----- Records supplied -----

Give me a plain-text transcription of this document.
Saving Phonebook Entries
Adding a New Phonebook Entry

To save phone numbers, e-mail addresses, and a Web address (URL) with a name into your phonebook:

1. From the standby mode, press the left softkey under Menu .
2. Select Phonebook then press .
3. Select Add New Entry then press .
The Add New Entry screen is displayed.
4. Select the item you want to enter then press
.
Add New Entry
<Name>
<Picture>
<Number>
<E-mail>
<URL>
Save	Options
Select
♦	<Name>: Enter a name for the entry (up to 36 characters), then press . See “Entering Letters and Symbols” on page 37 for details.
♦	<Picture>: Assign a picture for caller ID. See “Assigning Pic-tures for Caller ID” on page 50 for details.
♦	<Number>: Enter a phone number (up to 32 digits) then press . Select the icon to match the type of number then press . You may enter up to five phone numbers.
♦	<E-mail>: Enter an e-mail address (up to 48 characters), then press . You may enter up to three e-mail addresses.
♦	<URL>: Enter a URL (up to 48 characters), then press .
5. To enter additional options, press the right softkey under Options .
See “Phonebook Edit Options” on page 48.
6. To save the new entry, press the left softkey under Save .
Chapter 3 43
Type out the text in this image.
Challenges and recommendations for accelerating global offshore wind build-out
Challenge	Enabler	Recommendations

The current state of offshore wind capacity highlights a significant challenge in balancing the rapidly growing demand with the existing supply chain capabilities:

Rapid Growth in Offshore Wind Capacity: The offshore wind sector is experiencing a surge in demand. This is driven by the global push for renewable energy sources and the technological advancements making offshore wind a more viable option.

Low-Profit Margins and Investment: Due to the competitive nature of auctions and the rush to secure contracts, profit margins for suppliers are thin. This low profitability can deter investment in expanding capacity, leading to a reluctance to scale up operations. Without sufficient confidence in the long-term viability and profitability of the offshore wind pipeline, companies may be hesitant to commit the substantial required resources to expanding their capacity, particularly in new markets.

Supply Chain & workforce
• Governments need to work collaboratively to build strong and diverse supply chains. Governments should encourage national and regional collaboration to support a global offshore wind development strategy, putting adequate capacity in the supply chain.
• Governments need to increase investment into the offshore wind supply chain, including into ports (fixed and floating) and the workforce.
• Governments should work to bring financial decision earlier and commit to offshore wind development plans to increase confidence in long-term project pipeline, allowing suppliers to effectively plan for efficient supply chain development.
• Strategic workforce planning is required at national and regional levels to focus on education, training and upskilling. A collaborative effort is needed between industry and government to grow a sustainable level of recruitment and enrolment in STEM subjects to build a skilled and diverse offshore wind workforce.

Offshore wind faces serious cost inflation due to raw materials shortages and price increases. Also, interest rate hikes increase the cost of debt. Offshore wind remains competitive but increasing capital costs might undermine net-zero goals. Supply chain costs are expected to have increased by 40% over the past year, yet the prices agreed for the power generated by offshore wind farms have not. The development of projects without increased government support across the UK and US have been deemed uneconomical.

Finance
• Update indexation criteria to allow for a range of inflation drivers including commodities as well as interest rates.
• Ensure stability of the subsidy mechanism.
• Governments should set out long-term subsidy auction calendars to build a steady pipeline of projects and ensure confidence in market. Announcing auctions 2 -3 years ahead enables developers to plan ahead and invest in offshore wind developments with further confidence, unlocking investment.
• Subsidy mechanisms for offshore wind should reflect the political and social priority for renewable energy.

-----

Retype all of the entries precisely as they are.

- [Solution for this task]
Give me a plain-text transcription of this document.
Saving Phonebook Entries
Adding a New Phonebook Entry

To save phone numbers, e-mail addresses, and a Web address (URL) with a name into your phonebook:

1. From the standby mode, press the left softkey under Menu .
2. Select Phonebook then press .
3. Select Add New Entry then press .
The Add New Entry screen is displayed.
4. Select the item you want to enter then press
.
Add New Entry
<Name>
<Picture>
<Number>
<E-mail>
<URL>
Save	Options
Select
♦	<Name>: Enter a name for the entry (up to 36 characters), then press . See “Entering Letters and Symbols” on page 37 for details.
♦	<Picture>: Assign a picture for caller ID. See “Assigning Pic-tures for Caller ID” on page 50 for details.
♦	<Number>: Enter a phone number (up to 32 digits) then press . Select the icon to match the type of number then press . You may enter up to five phone numbers.
♦	<E-mail>: Enter an e-mail address (up to 48 characters), then press . You may enter up to three e-mail addresses.
♦	<URL>: Enter a URL (up to 48 characters), then press .
5. To enter additional options, press the right softkey under Options .
See “Phonebook Edit Options” on page 48.
6. To save the new entry, press the left softkey under Save .
Chapter 3 43
Type out the text in this image.
Challenges and recommendations for accelerating global offshore wind build-out
Challenge	Enabler	Recommendations

The current state of offshore wind capacity highlights a significant challenge in balancing the rapidly growing demand with the existing supply chain capabilities:

Rapid Growth in Offshore Wind Capacity: The offshore wind sector is experiencing a surge in demand. This is driven by the global push for renewable energy sources and the technological advancements making offshore wind a more viable option.

Low-Profit Margins and Investment: Due to the competitive nature of auctions and the rush to secure contracts, profit margins for suppliers are thin. This low profitability can deter investment in expanding capacity, leading to a reluctance to scale up operations. Without sufficient confidence in the long-term viability and profitability of the offshore wind pipeline, companies may be hesitant to commit the substantial required resources to expanding their capacity, particularly in new markets.

Supply Chain & workforce
• Governments need to work collaboratively to build strong and diverse supply chains. Governments should encourage national and regional collaboration to support a global offshore wind development strategy, putting adequate capacity in the supply chain.
• Governments need to increase investment into the offshore wind supply chain, including into ports (fixed and floating) and the workforce.
• Governments should work to bring financial decision earlier and commit to offshore wind development plans to increase confidence in long-term project pipeline, allowing suppliers to effectively plan for efficient supply chain development.
• Strategic workforce planning is required at national and regional levels to focus on education, training and upskilling. A collaborative effort is needed between industry and government to grow a sustainable level of recruitment and enrolment in STEM subjects to build a skilled and diverse offshore wind workforce.

Offshore wind faces serious cost inflation due to raw materials shortages and price increases. Also, interest rate hikes increase the cost of debt. Offshore wind remains competitive but increasing capital costs might undermine net-zero goals. Supply chain costs are expected to have increased by 40% over the past year, yet the prices agreed for the power generated by offshore wind farms have not. The development of projects without increased government support across the UK and US have been deemed uneconomical.

Finance
• Update indexation criteria to allow for a range of inflation drivers including commodities as well as interest rates.
• Ensure stability of the subsidy mechanism.
• Governments should set out long-term subsidy auction calendars to build a steady pipeline of projects and ensure confidence in market. Announcing auctions 2 -3 years ahead enables developers to plan ahead and invest in offshore wind developments with further confidence, unlocking investment.
• Subsidy mechanisms for offshore wind should reflect the political and social priority for renewable energy.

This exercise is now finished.